■ 課題 1 ■
ドア回動機構についての文章を二文で要約しなさい。
■ 課題 2 ■
ドア回動機構についての文章を、最後の文に続けて書き進めなさい。
──────── ページ抜粋
実施例では、仮想中心KC1(回動中心軸線Z1)が移動しないので、コイルばね5の固定端部位置と各当接点との間の距離L1〜L5に応じた力で生じる。
この回動抵抗を各回動位置1〜5に基づいてグラフ化したものを図15に示す。
図15のグラフにおいて、縦軸は、回動位置1〜5を示し、横軸は回動抵抗を示している。横軸において、左方側が回動抵抗大である。
図15からわかるように、実施例のドア回動機構51においては、3で示される位置で回動抵抗が最大となり、その位置から1で示される閉位置及び5で示される開位置に向かうに従って回動抵抗が小となる。
従って、撮像装置50のユーザは、ドア2の開閉動作に際して、回動抵抗を感じつつドア2が開位置と閉位置とに良好に誘導される感触を得ることができ、撮像装置50に対する高級感を感じ取ることができる。
【0045】
また、実施例のドア回動機構51においては、カム面4amと接触部2fの外側の面2f2とにおける当接点が、カム面4amについては点Q1と点Q5との間を移動し、接触部2fについては、点P1と点P5との間を移動するようになっている。すなわち、カム面4amと接触部2fとが互いに転接するようになっている。
────────────────
──────── 抜粋データ
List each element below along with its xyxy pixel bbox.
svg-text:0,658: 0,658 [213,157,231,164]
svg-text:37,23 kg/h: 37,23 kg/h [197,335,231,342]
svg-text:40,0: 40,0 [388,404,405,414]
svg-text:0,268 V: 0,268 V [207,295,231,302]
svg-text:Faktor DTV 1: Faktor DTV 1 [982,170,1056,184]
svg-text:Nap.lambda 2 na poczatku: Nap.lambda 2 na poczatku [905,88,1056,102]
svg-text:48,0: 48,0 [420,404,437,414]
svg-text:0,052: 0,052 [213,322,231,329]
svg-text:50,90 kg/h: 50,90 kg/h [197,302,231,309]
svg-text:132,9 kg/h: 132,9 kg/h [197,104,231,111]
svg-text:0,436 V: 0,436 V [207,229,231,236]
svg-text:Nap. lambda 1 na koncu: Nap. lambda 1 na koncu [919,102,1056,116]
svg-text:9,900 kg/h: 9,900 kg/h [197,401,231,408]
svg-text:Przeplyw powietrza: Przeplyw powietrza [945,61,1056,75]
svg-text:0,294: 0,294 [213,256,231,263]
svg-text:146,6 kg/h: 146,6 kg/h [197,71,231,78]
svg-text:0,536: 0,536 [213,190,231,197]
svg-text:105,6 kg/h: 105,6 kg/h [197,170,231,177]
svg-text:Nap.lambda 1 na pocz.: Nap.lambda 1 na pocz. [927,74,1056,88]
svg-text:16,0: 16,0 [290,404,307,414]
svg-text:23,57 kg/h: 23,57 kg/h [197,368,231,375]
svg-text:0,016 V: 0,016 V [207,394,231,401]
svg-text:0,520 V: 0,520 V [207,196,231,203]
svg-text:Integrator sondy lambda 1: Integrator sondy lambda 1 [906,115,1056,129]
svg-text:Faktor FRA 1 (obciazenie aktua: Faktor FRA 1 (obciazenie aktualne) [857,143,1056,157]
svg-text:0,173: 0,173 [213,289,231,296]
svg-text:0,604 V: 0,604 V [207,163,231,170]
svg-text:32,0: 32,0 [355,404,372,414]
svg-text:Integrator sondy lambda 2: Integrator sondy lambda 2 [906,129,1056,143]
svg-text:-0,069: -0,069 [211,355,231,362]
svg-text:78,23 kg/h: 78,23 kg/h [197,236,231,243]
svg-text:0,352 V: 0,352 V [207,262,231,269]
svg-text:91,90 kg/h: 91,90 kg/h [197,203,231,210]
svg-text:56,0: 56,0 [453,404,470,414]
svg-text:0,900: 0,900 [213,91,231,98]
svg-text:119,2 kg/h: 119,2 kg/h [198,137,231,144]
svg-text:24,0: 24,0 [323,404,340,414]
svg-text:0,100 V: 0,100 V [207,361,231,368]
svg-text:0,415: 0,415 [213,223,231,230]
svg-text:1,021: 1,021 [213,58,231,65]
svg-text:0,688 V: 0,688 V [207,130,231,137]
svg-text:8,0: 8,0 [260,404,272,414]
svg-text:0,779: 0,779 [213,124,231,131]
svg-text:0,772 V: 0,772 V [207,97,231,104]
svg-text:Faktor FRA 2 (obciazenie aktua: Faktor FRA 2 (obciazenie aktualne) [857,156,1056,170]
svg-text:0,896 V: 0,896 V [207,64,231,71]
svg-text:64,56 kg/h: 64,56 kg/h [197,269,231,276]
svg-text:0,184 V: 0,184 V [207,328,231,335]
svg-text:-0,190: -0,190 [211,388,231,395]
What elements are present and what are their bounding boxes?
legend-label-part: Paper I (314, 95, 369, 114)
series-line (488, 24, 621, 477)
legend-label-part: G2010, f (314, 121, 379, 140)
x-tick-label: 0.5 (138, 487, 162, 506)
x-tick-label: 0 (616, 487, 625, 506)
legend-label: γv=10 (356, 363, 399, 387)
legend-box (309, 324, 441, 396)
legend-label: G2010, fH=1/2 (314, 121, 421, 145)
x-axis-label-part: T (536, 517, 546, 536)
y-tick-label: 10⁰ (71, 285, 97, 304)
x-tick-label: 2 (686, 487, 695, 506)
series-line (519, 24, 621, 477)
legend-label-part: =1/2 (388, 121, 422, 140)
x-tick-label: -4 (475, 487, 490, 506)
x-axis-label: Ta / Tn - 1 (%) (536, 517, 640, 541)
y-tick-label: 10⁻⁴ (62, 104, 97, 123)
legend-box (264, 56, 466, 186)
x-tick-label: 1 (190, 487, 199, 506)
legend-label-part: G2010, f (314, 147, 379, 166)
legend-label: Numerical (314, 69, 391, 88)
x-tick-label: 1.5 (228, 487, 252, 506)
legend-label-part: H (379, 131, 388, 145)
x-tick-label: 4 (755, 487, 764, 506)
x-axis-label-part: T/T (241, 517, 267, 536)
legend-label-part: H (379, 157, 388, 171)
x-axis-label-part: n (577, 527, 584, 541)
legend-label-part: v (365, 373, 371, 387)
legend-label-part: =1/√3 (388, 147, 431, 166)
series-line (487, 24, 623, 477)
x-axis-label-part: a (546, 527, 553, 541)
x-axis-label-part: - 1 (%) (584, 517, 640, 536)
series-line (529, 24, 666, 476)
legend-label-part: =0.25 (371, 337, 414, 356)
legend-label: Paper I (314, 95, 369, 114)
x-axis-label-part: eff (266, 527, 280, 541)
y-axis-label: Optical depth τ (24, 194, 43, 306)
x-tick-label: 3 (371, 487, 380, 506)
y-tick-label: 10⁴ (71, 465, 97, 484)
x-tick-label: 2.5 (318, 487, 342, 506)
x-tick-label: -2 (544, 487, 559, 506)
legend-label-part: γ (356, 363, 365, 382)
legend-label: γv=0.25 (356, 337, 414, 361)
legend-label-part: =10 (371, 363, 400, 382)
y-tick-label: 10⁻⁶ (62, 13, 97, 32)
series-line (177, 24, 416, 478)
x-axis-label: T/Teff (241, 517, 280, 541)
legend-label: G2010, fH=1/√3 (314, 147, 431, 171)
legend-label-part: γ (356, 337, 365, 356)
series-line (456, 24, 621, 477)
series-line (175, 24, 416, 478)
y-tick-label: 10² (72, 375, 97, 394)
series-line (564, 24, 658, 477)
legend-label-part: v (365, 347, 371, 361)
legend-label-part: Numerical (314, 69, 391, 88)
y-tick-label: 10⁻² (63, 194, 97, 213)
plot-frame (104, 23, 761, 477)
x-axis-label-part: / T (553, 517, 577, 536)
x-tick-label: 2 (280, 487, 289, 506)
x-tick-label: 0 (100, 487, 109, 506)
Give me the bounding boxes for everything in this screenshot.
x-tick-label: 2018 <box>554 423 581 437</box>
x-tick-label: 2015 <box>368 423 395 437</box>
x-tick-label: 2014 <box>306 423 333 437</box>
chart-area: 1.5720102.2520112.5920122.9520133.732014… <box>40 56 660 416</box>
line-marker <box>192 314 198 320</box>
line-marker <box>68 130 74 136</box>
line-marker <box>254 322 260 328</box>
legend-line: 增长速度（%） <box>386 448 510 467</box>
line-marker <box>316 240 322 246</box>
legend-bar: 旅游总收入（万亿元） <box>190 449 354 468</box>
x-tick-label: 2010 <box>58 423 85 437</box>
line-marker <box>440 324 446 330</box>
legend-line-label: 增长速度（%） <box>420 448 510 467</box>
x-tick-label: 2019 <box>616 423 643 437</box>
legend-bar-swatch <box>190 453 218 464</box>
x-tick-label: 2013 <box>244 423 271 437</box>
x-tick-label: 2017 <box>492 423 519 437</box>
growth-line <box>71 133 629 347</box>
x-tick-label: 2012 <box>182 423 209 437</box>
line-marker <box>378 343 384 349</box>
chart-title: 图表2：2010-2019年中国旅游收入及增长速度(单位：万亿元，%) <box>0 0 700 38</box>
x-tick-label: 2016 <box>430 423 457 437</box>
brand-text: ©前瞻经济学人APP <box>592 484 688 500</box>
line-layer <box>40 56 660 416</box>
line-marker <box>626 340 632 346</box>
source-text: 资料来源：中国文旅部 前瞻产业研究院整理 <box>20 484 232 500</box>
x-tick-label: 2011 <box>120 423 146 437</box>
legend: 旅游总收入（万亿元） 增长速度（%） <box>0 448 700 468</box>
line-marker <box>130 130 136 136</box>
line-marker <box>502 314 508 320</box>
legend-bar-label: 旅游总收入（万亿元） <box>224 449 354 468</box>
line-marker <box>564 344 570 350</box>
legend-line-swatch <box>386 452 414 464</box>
────────────────
■ 解答 1 ■
実施例のドア回動機構51では、図15に示すように、回動抵抗は3で示される位置で最大となり、1で示される閉位置と5で示される開位置に向かうにつれて小さくなる。そのため撮像装置50のユーザは、ドア2が開位置と閉位置に良好に誘導される感触と高級感を得ることができ、またこの機構ではカム面4amと接触部2fとが互いに転接するようになっている。

■ 解答 2 ■
そのため、図15で示される回動抵抗の曲線の設定を、カム面4amのみならず、接触部2fの外周面2f2も含めて設定することができる。従って、回動抵抗の曲線の設定を、より自由度が高く、大きな変化をもたらし得る曲線として設定することが可能となっている。
【0046】
実施例のドア回動機構51は、付勢手段であるコイルばね5の付勢方向(図10の矢印F5の方向)と回動中心軸線KZ1の延在方向とが直交するようになっている。
これは、カムリング4aのカム面4amが、カムリング4aの軸線に対して概ね直交する面として形成されているのに対して、カム面4amに当接して摺動する接触部2fの接触面を、ドア2の回動中心軸線KZ1に概ね平行な接触部2fの側面としていることによる。
従って、実施例のドア回動機構51は、カム部材であるカムリング4a,4bと、付勢部材であるコイルばね5,5と、接触子となる接触部2fを有するドア2と、が回動中心軸線KZ1方向に連なるようには配置されていないので、ドア回動機構として長手方向寸法が短いものになっている。
【0047】
また、組み立ての際にねじ込む雄ねじ7のねじ込み方向が回動中心軸線KZ1に直交する方向になるので、ドア2の両端部側において打ち込む雄ねじ7のねじ込み方向を同じにすることができる。
従って、雄ねじ7のねじ込み作業が大変容易になり、ドア回動機構51の組み立て効率及び撮像装置50の生産効率が向上する。
【0048】
本発明の実施例は、上述した構成及び手順に限定されるものではなく、本発明の要旨を逸脱しない範囲において変形例としてもよいのは言うまでもない。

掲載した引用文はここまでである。